▶ **The task**: Copy out all the entries word for word.

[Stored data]
════════

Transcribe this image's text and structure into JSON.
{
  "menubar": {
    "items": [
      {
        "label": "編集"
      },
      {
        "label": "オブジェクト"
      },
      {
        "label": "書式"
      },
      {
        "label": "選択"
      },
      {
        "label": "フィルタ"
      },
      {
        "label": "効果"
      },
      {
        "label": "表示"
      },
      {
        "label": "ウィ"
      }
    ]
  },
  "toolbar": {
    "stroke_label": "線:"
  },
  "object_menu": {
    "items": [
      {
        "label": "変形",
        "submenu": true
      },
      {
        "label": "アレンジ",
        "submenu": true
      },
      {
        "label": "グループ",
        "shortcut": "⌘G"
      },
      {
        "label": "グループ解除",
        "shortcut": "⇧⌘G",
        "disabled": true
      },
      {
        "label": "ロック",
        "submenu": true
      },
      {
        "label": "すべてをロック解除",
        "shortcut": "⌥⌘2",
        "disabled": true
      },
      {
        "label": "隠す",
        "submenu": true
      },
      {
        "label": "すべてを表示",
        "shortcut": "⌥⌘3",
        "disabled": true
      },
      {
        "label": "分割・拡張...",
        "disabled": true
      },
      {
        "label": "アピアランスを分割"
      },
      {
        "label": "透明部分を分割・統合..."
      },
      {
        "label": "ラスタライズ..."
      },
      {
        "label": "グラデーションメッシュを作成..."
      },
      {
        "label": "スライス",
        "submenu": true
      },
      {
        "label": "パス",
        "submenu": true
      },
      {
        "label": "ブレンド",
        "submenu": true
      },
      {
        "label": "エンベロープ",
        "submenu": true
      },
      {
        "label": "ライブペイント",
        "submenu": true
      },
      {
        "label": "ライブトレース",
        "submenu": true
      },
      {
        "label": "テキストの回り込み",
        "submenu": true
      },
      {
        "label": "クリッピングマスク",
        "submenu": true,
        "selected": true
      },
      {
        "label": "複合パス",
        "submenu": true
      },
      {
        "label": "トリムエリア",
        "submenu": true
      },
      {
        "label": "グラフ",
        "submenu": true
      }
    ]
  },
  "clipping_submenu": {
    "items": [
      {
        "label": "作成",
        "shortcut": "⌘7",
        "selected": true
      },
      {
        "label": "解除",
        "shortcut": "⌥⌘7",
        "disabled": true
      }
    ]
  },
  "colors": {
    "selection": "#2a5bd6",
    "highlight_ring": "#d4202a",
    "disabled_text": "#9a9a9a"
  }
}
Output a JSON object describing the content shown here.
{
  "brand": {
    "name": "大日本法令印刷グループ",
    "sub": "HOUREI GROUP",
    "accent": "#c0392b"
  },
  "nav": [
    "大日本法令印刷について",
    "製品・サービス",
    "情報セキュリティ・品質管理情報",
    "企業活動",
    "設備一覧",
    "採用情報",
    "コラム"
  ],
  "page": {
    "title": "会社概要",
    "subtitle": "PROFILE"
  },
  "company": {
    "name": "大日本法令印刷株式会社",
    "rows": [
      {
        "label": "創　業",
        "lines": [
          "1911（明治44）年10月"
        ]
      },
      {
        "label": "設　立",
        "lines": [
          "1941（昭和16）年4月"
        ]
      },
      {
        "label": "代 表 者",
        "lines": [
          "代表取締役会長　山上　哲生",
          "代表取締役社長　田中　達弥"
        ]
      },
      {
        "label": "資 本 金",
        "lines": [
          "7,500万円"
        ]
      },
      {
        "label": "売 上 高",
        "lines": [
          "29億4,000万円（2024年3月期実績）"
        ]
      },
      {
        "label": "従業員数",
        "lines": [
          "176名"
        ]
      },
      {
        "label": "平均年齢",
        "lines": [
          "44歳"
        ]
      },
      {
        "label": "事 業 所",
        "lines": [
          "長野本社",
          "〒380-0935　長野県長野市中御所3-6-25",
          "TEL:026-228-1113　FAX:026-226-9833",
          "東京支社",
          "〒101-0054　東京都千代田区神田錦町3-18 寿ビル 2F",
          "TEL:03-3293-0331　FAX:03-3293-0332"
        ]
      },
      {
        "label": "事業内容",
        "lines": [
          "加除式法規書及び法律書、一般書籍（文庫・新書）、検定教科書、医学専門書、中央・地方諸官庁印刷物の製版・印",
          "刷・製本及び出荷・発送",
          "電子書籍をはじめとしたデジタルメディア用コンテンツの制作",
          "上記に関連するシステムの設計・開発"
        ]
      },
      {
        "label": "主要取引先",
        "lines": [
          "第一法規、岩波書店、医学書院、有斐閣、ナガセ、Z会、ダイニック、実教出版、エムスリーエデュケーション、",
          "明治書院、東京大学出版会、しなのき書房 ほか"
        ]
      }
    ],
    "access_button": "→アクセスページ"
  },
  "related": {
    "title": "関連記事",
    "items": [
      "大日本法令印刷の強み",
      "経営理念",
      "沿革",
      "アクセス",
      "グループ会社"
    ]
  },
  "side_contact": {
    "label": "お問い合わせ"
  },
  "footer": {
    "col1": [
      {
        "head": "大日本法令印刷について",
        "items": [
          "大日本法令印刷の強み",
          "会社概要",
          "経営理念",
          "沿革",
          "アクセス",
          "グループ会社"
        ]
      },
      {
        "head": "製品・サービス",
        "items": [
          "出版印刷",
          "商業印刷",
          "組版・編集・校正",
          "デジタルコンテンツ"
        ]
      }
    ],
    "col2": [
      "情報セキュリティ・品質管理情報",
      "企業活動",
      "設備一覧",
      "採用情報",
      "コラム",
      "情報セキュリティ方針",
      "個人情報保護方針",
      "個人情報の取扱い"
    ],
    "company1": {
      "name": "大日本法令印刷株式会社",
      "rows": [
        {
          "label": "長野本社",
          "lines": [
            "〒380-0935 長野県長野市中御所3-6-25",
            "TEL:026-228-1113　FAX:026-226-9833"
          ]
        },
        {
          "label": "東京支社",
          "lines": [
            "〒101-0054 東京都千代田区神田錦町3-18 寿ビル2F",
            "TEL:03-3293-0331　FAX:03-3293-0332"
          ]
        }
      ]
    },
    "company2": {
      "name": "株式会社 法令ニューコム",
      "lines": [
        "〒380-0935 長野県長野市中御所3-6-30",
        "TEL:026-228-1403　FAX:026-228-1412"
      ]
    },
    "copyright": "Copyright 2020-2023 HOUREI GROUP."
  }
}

════════

▶ **Expected answer**:
Transcribe this image's text and structure into JSON.
{
  "menubar": {
    "items": [
      {
        "label": "編集"
      },
      {
        "label": "オブジェクト"
      },
      {
        "label": "書式"
      },
      {
        "label": "選択"
      },
      {
        "label": "フィルタ"
      },
      {
        "label": "効果"
      },
      {
        "label": "表示"
      },
      {
        "label": "ウィ"
      }
    ]
  },
  "toolbar": {
    "stroke_label": "線:"
  },
  "object_menu": {
    "items": [
      {
        "label": "変形",
        "submenu": true
      },
      {
        "label": "アレンジ",
        "submenu": true
      },
      {
        "label": "グループ",
        "shortcut": "⌘G"
      },
      {
        "label": "グループ解除",
        "shortcut": "⇧⌘G",
        "disabled": true
      },
      {
        "label": "ロック",
        "submenu": true
      },
      {
        "label": "すべてをロック解除",
        "shortcut": "⌥⌘2",
        "disabled": true
      },
      {
        "label": "隠す",
        "submenu": true
      },
      {
        "label": "すべてを表示",
        "shortcut": "⌥⌘3",
        "disabled": true
      },
      {
        "label": "分割・拡張...",
        "disabled": true
      },
      {
        "label": "アピアランスを分割"
      },
      {
        "label": "透明部分を分割・統合..."
      },
      {
        "label": "ラスタライズ..."
      },
      {
        "label": "グラデーションメッシュを作成..."
      },
      {
        "label": "スライス",
        "submenu": true
      },
      {
        "label": "パス",
        "submenu": true
      },
      {
        "label": "ブレンド",
        "submenu": true
      },
      {
        "label": "エンベロープ",
        "submenu": true
      },
      {
        "label": "ライブペイント",
        "submenu": true
      },
      {
        "label": "ライブトレース",
        "submenu": true
      },
      {
        "label": "テキストの回り込み",
        "submenu": true
      },
      {
        "label": "クリッピングマスク",
        "submenu": true,
        "selected": true
      },
      {
        "label": "複合パス",
        "submenu": true
      },
      {
        "label": "トリムエリア",
        "submenu": true
      },
      {
        "label": "グラフ",
        "submenu": true
      }
    ]
  },
  "clipping_submenu": {
    "items": [
      {
        "label": "作成",
        "shortcut": "⌘7",
        "selected": true
      },
      {
        "label": "解除",
        "shortcut": "⌥⌘7",
        "disabled": true
      }
    ]
  },
  "colors": {
    "selection": "#2a5bd6",
    "highlight_ring": "#d4202a",
    "disabled_text": "#9a9a9a"
  }
}
Output a JSON object describing the content shown here.
{
  "brand": {
    "name": "大日本法令印刷グループ",
    "sub": "HOUREI GROUP",
    "accent": "#c0392b"
  },
  "nav": [
    "大日本法令印刷について",
    "製品・サービス",
    "情報セキュリティ・品質管理情報",
    "企業活動",
    "設備一覧",
    "採用情報",
    "コラム"
  ],
  "page": {
    "title": "会社概要",
    "subtitle": "PROFILE"
  },
  "company": {
    "name": "大日本法令印刷株式会社",
    "rows": [
      {
        "label": "創　業",
        "lines": [
          "1911（明治44）年10月"
        ]
      },
      {
        "label": "設　立",
        "lines": [
          "1941（昭和16）年4月"
        ]
      },
      {
        "label": "代 表 者",
        "lines": [
          "代表取締役会長　山上　哲生",
          "代表取締役社長　田中　達弥"
        ]
      },
      {
        "label": "資 本 金",
        "lines": [
          "7,500万円"
        ]
      },
      {
        "label": "売 上 高",
        "lines": [
          "29億4,000万円（2024年3月期実績）"
        ]
      },
      {
        "label": "従業員数",
        "lines": [
          "176名"
        ]
      },
      {
        "label": "平均年齢",
        "lines": [
          "44歳"
        ]
      },
      {
        "label": "事 業 所",
        "lines": [
          "長野本社",
          "〒380-0935　長野県長野市中御所3-6-25",
          "TEL:026-228-1113　FAX:026-226-9833",
          "東京支社",
          "〒101-0054　東京都千代田区神田錦町3-18 寿ビル 2F",
          "TEL:03-3293-0331　FAX:03-3293-0332"
        ]
      },
      {
        "label": "事業内容",
        "lines": [
          "加除式法規書及び法律書、一般書籍（文庫・新書）、検定教科書、医学専門書、中央・地方諸官庁印刷物の製版・印",
          "刷・製本及び出荷・発送",
          "電子書籍をはじめとしたデジタルメディア用コンテンツの制作",
          "上記に関連するシステムの設計・開発"
        ]
      },
      {
        "label": "主要取引先",
        "lines": [
          "第一法規、岩波書店、医学書院、有斐閣、ナガセ、Z会、ダイニック、実教出版、エムスリーエデュケーション、",
          "明治書院、東京大学出版会、しなのき書房 ほか"
        ]
      }
    ],
    "access_button": "→アクセスページ"
  },
  "related": {
    "title": "関連記事",
    "items": [
      "大日本法令印刷の強み",
      "経営理念",
      "沿革",
      "アクセス",
      "グループ会社"
    ]
  },
  "side_contact": {
    "label": "お問い合わせ"
  },
  "footer": {
    "col1": [
      {
        "head": "大日本法令印刷について",
        "items": [
          "大日本法令印刷の強み",
          "会社概要",
          "経営理念",
          "沿革",
          "アクセス",
          "グループ会社"
        ]
      },
      {
        "head": "製品・サービス",
        "items": [
          "出版印刷",
          "商業印刷",
          "組版・編集・校正",
          "デジタルコンテンツ"
        ]
      }
    ],
    "col2": [
      "情報セキュリティ・品質管理情報",
      "企業活動",
      "設備一覧",
      "採用情報",
      "コラム",
      "情報セキュリティ方針",
      "個人情報保護方針",
      "個人情報の取扱い"
    ],
    "company1": {
      "name": "大日本法令印刷株式会社",
      "rows": [
        {
          "label": "長野本社",
          "lines": [
            "〒380-0935 長野県長野市中御所3-6-25",
            "TEL:026-228-1113　FAX:026-226-9833"
          ]
        },
        {
          "label": "東京支社",
          "lines": [
            "〒101-0054 東京都千代田区神田錦町3-18 寿ビル2F",
            "TEL:03-3293-0331　FAX:03-3293-0332"
          ]
        }
      ]
    },
    "company2": {
      "name": "株式会社 法令ニューコム",
      "lines": [
        "〒380-0935 長野県長野市中御所3-6-30",
        "TEL:026-228-1403　FAX:026-228-1412"
      ]
    },
    "copyright": "Copyright 2020-2023 HOUREI GROUP."
  }
}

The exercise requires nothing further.